Starting at the first of the lines below and stopping after the line that contains "row-number: 2445 <box>59 241 91 268</box>", can you change each "amount-col7" to "sum-col7" and give those lines again with nothing else altered?

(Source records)
————

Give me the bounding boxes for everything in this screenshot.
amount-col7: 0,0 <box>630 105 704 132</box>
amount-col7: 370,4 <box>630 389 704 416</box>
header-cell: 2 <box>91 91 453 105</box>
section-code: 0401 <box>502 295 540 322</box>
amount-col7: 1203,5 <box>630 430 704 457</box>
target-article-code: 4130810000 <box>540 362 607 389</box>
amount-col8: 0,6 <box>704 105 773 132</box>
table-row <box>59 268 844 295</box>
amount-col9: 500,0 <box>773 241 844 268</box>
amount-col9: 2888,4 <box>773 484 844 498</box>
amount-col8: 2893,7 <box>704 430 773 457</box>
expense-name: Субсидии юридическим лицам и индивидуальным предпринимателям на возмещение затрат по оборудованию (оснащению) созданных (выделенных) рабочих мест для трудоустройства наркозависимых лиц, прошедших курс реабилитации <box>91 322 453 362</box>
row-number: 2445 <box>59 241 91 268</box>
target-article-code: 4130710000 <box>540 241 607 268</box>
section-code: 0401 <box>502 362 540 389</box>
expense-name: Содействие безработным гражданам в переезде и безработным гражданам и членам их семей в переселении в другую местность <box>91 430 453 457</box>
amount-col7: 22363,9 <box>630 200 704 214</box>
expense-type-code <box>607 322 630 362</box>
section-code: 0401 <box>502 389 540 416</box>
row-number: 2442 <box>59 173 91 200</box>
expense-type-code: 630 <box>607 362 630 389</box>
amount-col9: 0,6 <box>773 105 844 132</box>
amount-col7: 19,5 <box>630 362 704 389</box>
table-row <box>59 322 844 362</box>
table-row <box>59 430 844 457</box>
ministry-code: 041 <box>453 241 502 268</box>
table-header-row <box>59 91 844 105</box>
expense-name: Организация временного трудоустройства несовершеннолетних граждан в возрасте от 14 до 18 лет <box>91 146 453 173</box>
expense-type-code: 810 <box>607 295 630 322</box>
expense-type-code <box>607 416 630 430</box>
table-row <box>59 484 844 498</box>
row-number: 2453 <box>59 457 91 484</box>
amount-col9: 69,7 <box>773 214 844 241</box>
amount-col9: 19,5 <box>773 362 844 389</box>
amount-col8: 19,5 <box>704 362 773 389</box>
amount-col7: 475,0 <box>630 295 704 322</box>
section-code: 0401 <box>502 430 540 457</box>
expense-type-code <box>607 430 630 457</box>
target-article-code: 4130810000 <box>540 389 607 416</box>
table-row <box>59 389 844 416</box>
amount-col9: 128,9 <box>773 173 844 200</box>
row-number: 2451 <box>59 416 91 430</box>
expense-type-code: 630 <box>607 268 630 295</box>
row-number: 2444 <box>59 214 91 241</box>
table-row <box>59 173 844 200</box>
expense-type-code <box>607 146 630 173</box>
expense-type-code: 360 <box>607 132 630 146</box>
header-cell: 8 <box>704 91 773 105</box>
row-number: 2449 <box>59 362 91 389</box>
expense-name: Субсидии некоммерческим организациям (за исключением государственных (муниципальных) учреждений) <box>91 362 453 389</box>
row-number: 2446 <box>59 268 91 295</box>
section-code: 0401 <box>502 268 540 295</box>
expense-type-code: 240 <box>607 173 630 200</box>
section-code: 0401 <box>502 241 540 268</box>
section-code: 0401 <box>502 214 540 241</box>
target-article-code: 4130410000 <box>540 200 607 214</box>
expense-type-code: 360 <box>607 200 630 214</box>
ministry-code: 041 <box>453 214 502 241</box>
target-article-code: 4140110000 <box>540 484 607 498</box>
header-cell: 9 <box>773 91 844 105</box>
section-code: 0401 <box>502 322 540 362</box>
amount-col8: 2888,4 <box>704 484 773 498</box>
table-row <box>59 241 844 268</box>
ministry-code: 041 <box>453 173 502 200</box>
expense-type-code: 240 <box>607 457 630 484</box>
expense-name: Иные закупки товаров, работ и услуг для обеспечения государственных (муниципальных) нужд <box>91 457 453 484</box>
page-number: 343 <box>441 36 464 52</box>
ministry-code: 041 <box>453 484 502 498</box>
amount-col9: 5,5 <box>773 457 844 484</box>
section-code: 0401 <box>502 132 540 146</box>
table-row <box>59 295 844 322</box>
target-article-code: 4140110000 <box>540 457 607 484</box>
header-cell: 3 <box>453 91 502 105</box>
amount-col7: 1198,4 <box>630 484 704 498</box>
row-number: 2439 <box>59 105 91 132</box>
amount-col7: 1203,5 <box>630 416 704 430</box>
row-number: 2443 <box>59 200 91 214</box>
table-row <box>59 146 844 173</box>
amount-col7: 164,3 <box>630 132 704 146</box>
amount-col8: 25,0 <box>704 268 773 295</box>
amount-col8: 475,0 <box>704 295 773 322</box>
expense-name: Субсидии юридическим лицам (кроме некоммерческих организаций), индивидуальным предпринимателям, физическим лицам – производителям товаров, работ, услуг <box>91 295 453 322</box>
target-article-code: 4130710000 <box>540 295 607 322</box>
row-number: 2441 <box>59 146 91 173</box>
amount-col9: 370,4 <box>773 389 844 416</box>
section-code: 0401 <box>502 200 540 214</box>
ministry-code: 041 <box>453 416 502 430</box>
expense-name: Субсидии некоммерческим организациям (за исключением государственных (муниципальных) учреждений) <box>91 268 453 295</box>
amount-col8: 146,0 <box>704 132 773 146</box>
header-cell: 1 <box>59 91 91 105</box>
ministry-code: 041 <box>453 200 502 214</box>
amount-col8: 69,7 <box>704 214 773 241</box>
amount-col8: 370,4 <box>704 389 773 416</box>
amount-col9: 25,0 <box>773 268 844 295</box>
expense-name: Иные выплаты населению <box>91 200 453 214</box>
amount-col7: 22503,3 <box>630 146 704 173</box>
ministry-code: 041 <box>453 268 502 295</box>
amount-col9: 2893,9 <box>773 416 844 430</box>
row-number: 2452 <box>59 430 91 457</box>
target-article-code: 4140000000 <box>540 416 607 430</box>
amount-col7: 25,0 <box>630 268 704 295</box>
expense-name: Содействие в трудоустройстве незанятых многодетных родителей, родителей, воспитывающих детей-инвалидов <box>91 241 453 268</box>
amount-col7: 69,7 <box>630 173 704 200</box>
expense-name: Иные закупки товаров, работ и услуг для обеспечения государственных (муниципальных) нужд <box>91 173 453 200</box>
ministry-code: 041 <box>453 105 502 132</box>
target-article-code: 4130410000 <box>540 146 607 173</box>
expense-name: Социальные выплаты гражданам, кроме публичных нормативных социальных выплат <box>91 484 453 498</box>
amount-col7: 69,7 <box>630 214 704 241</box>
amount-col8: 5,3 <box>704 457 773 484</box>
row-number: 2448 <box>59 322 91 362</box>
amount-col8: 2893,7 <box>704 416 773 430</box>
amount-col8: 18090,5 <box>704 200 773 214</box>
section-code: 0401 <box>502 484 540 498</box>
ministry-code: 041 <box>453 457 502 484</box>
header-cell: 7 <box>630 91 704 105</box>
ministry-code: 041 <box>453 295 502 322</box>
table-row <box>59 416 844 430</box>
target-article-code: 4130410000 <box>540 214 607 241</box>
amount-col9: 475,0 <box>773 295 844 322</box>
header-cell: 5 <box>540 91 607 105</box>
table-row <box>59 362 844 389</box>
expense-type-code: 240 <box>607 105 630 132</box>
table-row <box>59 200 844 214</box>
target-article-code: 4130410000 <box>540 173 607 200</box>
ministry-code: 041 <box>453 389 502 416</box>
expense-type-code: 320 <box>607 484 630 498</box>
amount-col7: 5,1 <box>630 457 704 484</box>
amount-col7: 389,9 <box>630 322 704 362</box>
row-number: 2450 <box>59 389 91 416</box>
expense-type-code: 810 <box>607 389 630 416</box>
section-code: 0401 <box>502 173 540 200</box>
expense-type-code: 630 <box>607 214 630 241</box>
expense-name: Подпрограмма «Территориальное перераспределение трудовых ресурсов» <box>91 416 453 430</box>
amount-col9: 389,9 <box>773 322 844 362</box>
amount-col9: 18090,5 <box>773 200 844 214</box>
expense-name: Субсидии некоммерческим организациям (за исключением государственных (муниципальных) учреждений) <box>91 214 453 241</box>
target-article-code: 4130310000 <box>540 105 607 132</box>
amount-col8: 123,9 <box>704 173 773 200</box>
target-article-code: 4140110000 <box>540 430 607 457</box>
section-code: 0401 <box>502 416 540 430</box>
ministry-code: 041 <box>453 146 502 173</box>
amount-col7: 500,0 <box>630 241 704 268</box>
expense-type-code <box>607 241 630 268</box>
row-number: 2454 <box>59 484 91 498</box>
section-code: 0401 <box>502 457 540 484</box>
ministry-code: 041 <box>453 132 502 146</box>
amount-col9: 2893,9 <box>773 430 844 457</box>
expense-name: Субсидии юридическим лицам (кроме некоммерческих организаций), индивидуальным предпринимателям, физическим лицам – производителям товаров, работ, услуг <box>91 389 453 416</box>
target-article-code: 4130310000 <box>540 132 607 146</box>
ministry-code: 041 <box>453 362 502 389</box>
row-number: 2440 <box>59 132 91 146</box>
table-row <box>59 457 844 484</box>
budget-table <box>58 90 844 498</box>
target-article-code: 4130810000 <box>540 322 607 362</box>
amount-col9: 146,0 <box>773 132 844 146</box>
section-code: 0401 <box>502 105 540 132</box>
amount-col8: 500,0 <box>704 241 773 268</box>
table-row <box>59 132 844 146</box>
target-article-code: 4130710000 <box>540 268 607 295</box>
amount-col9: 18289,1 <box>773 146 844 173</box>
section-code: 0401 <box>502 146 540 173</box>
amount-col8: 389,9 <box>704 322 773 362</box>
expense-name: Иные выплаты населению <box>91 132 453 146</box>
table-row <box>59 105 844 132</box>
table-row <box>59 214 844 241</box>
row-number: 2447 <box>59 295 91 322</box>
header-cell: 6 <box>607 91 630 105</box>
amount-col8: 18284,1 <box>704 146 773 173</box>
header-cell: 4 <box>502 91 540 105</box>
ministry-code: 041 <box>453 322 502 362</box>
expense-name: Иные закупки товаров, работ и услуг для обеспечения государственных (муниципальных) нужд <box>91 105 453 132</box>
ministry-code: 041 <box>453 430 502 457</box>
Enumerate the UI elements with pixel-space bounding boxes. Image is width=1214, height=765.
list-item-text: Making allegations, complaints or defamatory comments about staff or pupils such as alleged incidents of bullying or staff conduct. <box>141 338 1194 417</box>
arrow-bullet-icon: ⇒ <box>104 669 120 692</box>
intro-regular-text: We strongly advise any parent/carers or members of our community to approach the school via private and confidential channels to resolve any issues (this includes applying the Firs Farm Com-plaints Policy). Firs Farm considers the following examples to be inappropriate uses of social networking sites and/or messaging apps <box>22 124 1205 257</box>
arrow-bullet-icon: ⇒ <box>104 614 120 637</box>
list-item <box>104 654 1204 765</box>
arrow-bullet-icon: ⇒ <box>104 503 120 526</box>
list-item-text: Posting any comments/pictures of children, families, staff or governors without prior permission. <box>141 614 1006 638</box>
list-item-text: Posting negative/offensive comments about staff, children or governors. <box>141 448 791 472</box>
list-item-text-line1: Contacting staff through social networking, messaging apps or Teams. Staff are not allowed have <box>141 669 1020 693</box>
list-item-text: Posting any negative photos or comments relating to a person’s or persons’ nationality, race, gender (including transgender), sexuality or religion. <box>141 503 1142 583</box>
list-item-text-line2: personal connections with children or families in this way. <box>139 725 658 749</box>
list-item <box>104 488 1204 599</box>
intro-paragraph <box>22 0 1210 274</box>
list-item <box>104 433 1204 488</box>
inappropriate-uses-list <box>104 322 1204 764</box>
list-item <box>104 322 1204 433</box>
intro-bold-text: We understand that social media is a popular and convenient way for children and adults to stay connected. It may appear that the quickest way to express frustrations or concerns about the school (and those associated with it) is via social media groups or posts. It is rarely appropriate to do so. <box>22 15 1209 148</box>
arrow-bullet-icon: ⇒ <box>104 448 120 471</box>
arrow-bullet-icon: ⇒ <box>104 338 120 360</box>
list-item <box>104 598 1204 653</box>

————

* **EXERCISE OUTPUT**
Give me the bounding boxes for everything in this screenshot.
sum-col7: 0,0 <box>630 105 704 132</box>
sum-col7: 370,4 <box>630 389 704 416</box>
header-cell: 2 <box>91 91 453 105</box>
section-code: 0401 <box>502 295 540 322</box>
sum-col7: 1203,5 <box>630 430 704 457</box>
target-article-code: 4130810000 <box>540 362 607 389</box>
amount-col8: 0,6 <box>704 105 773 132</box>
table-row <box>59 268 844 295</box>
amount-col9: 500,0 <box>773 241 844 268</box>
amount-col9: 2888,4 <box>773 484 844 498</box>
amount-col8: 2893,7 <box>704 430 773 457</box>
expense-name: Субсидии юридическим лицам и индивидуальным предпринимателям на возмещение затрат по оборудованию (оснащению) созданных (выделенных) рабочих мест для трудоустройства наркозависимых лиц, прошедших курс реабилитации <box>91 322 453 362</box>
row-number: 2445 <box>59 241 91 268</box>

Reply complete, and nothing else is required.